### Do this
Put every line of the records below into a JSON list of strings, one string per line, with blank lines dropped and the pictures left out.

### Information supplied

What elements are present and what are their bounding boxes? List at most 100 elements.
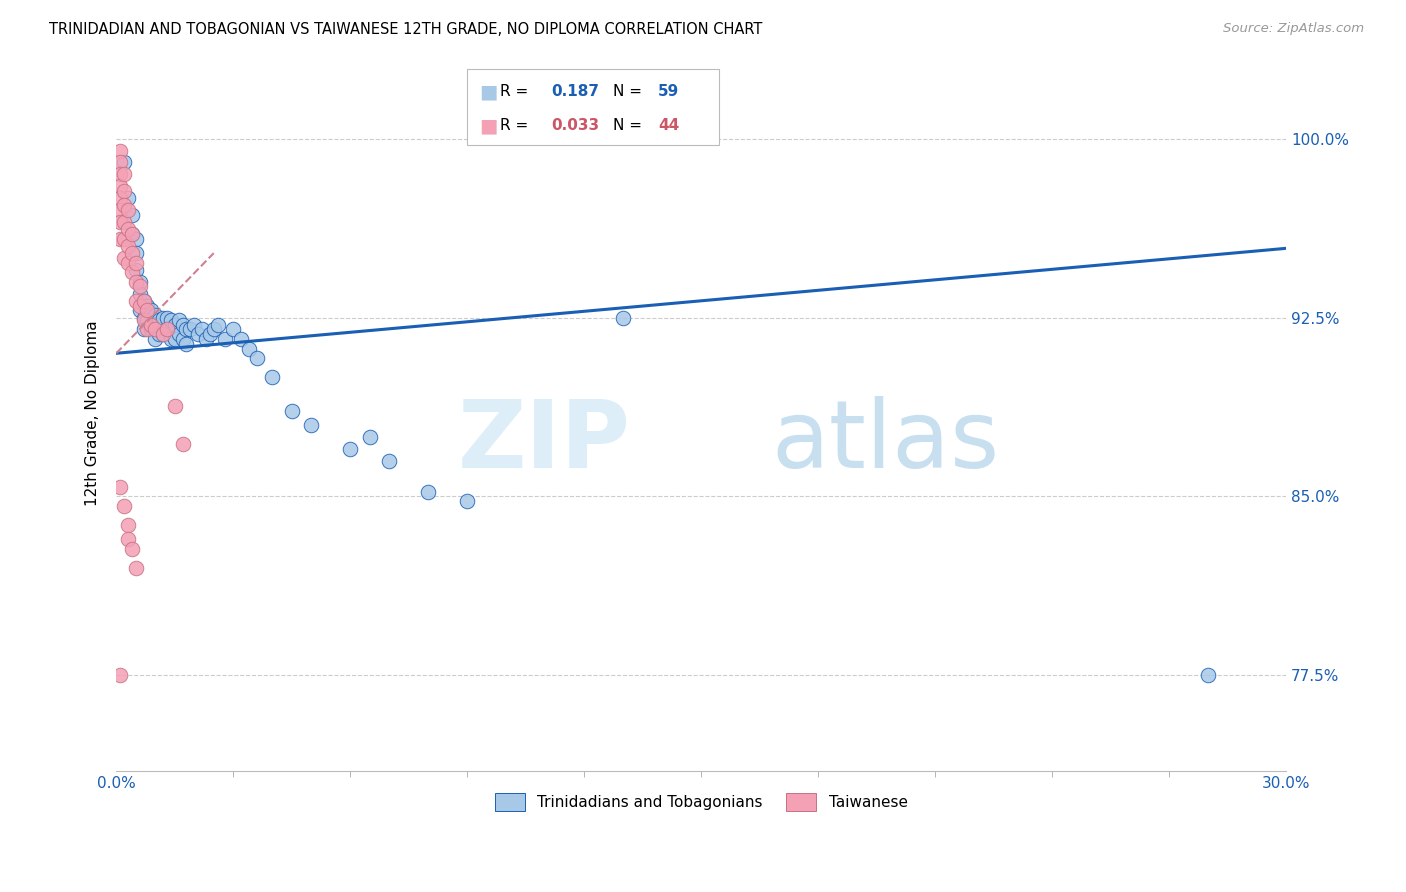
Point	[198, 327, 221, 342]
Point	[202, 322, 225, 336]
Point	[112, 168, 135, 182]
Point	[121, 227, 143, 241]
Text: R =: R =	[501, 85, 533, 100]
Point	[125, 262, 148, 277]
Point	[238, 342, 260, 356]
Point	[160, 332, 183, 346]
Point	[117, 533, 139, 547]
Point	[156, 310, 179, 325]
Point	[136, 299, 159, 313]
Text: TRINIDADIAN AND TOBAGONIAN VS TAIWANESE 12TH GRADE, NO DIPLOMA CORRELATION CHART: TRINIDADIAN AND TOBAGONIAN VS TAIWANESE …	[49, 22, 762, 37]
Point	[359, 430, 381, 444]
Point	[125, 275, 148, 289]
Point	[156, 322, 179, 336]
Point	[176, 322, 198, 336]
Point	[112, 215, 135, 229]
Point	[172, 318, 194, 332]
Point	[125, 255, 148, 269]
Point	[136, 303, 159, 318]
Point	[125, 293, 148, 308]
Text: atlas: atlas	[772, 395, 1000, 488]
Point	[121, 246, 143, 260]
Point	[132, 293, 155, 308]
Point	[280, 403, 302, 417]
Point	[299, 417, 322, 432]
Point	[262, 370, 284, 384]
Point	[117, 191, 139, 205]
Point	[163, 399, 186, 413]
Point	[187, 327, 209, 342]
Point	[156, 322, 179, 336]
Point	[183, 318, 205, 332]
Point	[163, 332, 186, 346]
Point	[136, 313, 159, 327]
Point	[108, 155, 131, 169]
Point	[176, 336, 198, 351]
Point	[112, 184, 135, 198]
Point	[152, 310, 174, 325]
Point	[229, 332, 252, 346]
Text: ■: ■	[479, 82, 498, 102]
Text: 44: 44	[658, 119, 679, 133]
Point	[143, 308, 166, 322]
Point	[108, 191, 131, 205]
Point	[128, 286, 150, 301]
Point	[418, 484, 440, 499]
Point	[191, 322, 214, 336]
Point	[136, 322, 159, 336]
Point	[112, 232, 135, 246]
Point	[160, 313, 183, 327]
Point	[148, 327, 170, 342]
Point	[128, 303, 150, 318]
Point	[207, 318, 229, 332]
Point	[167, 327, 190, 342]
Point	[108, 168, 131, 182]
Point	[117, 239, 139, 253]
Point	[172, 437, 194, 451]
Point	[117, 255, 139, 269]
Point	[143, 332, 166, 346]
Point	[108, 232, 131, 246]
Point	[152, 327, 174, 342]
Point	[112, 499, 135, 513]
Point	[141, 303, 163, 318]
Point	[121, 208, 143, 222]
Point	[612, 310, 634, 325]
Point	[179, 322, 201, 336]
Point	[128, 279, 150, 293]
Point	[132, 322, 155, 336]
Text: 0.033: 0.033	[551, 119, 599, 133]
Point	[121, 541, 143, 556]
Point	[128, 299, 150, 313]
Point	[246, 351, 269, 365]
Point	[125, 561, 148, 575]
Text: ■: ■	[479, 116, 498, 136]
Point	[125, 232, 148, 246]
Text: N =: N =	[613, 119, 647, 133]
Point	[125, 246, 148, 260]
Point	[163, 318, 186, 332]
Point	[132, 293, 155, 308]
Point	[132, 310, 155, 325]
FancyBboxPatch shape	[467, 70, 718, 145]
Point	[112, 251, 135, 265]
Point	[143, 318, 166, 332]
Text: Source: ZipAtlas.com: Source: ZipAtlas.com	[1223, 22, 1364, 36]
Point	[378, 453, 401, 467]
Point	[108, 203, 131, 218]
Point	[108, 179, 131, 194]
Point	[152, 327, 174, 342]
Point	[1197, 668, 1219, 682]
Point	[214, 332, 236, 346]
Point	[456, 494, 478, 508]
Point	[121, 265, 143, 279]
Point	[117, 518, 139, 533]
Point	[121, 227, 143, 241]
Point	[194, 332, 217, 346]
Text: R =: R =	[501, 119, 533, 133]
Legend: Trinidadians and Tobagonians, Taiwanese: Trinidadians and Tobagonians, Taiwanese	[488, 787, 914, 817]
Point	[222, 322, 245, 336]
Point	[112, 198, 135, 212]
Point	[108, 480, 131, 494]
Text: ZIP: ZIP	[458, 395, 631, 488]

### Task solution
[
  "What elements are present and what are their bounding boxes? List at most 100 elements.",
  "Point\t[198, 327, 221, 342]",
  "Point\t[202, 322, 225, 336]",
  "Point\t[112, 168, 135, 182]",
  "Point\t[121, 227, 143, 241]",
  "Text: R =: R =\t[501, 85, 533, 100]",
  "Point\t[125, 262, 148, 277]",
  "Point\t[238, 342, 260, 356]",
  "Point\t[160, 332, 183, 346]",
  "Point\t[117, 533, 139, 547]",
  "Point\t[156, 310, 179, 325]",
  "Point\t[136, 299, 159, 313]",
  "Text: TRINIDADIAN AND TOBAGONIAN VS TAIWANESE 12TH GRADE, NO DIPLOMA CORRELATION CHART: TRINIDADIAN AND TOBAGONIAN VS TAIWANESE …\t[49, 22, 762, 37]",
  "Point\t[359, 430, 381, 444]",
  "Point\t[125, 275, 148, 289]",
  "Point\t[156, 322, 179, 336]",
  "Point\t[176, 322, 198, 336]",
  "Point\t[112, 215, 135, 229]",
  "Point\t[172, 318, 194, 332]",
  "Point\t[125, 255, 148, 269]",
  "Point\t[136, 303, 159, 318]",
  "Point\t[125, 293, 148, 308]",
  "Text: atlas: atlas\t[772, 395, 1000, 488]",
  "Point\t[121, 246, 143, 260]",
  "Point\t[132, 293, 155, 308]",
  "Point\t[280, 403, 302, 417]",
  "Point\t[299, 417, 322, 432]",
  "Point\t[262, 370, 284, 384]",
  "Point\t[117, 191, 139, 205]",
  "Point\t[163, 399, 186, 413]",
  "Point\t[187, 327, 209, 342]",
  "Point\t[156, 322, 179, 336]",
  "Point\t[183, 318, 205, 332]",
  "Point\t[163, 332, 186, 346]",
  "Point\t[136, 313, 159, 327]",
  "Point\t[108, 155, 131, 169]",
  "Point\t[176, 336, 198, 351]",
  "Point\t[112, 184, 135, 198]",
  "Point\t[152, 310, 174, 325]",
  "Point\t[229, 332, 252, 346]",
  "Text: ■: ■\t[479, 82, 498, 102]",
  "Text: 44: 44\t[658, 119, 679, 133]",
  "Point\t[143, 308, 166, 322]",
  "Point\t[108, 191, 131, 205]",
  "Point\t[128, 286, 150, 301]",
  "Point\t[418, 484, 440, 499]",
  "Point\t[191, 322, 214, 336]",
  "Point\t[136, 322, 159, 336]",
  "Point\t[112, 232, 135, 246]",
  "Point\t[160, 313, 183, 327]",
  "Point\t[148, 327, 170, 342]",
  "Point\t[128, 303, 150, 318]",
  "Point\t[207, 318, 229, 332]",
  "Point\t[167, 327, 190, 342]",
  "Point\t[108, 168, 131, 182]",
  "Point\t[117, 239, 139, 253]",
  "Point\t[172, 437, 194, 451]",
  "Point\t[117, 255, 139, 269]",
  "Point\t[143, 332, 166, 346]",
  "Point\t[108, 232, 131, 246]",
  "Point\t[152, 327, 174, 342]",
  "Point\t[112, 499, 135, 513]",
  "Point\t[141, 303, 163, 318]",
  "Point\t[121, 208, 143, 222]",
  "Point\t[612, 310, 634, 325]",
  "Point\t[179, 322, 201, 336]",
  "Point\t[128, 279, 150, 293]",
  "Point\t[132, 322, 155, 336]",
  "Text: 0.033: 0.033\t[551, 119, 599, 133]",
  "Point\t[121, 541, 143, 556]",
  "Point\t[128, 299, 150, 313]",
  "Point\t[246, 351, 269, 365]",
  "Point\t[125, 561, 148, 575]",
  "Text: ■: ■\t[479, 116, 498, 136]",
  "Point\t[125, 232, 148, 246]",
  "Text: N =: N =\t[613, 119, 647, 133]",
  "Point\t[125, 246, 148, 260]",
  "Point\t[163, 318, 186, 332]",
  "Point\t[132, 293, 155, 308]",
  "Point\t[132, 310, 155, 325]",
  "FancyBboxPatch shape\t[467, 70, 718, 145]",
  "Point\t[112, 251, 135, 265]",
  "Point\t[143, 318, 166, 332]",
  "Text: Source: ZipAtlas.com: Source: ZipAtlas.com\t[1223, 22, 1364, 36]",
  "Point\t[378, 453, 401, 467]",
  "Point\t[108, 203, 131, 218]",
  "Point\t[108, 179, 131, 194]",
  "Point\t[152, 327, 174, 342]",
  "Point\t[1197, 668, 1219, 682]",
  "Point\t[214, 332, 236, 346]",
  "Point\t[456, 494, 478, 508]",
  "Point\t[121, 265, 143, 279]",
  "Point\t[117, 518, 139, 533]",
  "Point\t[121, 227, 143, 241]",
  "Point\t[194, 332, 217, 346]",
  "Text: R =: R =\t[501, 119, 533, 133]",
  "Legend: Trinidadians and Tobagonians, Taiwanese: Trinidadians and Tobagonians, Taiwanese\t[488, 787, 914, 817]",
  "Point\t[222, 322, 245, 336]",
  "Point\t[112, 198, 135, 212]",
  "Point\t[108, 480, 131, 494]",
  "Text: ZIP: ZIP\t[458, 395, 631, 488]"
]